:: Data excerpts ::
[START]

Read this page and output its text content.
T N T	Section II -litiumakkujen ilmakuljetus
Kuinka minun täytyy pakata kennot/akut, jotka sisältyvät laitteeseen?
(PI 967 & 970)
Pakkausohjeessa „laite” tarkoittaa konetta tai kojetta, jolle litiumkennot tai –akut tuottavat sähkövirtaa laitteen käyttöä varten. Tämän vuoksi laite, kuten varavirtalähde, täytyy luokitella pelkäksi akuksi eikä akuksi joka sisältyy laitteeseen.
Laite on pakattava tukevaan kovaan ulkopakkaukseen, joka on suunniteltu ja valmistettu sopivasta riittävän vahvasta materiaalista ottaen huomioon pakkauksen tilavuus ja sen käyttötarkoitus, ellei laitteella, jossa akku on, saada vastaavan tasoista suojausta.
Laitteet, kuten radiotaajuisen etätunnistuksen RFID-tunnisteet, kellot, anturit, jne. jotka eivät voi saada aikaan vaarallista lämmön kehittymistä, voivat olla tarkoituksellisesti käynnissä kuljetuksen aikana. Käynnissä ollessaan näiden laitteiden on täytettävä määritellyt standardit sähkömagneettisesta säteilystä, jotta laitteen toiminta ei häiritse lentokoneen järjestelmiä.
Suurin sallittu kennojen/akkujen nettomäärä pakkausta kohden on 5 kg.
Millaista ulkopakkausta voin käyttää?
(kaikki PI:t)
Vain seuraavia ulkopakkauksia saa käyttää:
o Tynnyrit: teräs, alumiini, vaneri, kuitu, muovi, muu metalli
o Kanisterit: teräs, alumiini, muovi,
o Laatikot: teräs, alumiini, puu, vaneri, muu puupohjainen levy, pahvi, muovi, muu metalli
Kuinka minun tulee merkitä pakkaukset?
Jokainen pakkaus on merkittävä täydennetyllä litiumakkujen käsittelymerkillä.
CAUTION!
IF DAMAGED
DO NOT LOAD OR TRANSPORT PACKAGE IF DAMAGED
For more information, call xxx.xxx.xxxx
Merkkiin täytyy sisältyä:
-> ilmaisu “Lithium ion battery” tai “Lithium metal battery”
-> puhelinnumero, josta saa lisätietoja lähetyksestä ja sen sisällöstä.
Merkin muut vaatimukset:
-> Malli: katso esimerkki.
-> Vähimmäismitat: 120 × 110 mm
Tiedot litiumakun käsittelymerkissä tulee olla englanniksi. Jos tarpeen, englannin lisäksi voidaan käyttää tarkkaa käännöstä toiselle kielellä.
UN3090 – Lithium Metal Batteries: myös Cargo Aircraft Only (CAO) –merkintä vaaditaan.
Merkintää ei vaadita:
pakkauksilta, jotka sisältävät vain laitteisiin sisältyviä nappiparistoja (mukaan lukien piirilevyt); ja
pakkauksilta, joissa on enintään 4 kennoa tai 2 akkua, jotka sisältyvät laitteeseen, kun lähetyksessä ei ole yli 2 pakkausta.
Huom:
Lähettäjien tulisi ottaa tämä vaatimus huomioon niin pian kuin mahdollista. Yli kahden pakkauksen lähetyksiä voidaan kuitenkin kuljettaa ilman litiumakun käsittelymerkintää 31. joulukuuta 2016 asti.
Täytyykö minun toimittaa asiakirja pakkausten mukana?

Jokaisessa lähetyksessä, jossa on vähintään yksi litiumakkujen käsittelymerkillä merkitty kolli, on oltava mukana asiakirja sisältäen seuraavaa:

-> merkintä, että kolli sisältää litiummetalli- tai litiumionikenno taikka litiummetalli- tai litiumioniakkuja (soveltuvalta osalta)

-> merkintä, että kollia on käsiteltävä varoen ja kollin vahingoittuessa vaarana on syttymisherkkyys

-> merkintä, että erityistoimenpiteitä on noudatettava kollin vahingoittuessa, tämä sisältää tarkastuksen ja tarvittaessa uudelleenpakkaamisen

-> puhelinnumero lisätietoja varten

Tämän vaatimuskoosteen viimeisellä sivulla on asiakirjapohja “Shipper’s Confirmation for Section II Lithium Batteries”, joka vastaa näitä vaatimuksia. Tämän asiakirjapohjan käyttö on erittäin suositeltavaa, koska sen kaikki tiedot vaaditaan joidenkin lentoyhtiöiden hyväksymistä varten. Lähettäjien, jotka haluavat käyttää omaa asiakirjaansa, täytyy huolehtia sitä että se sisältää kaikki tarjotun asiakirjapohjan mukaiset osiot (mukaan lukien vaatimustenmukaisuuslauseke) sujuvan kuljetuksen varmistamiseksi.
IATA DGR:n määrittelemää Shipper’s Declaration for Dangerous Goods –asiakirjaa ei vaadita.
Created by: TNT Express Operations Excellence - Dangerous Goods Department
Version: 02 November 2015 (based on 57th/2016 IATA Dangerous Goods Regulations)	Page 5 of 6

[END]

:: Directions ::
Select every line of the material above holding the word "käsittelymerkillä" and copy it.

:: Solution to this task ::
Jokainen pakkaus on merkittävä täydennetyllä litiumakkujen käsittelymerkillä.
Jokaisessa lähetyksessä, jossa on vähintään yksi litiumakkujen käsittelymerkillä merkitty kolli, on oltava mukana asiakirja sisältäen seuraavaa:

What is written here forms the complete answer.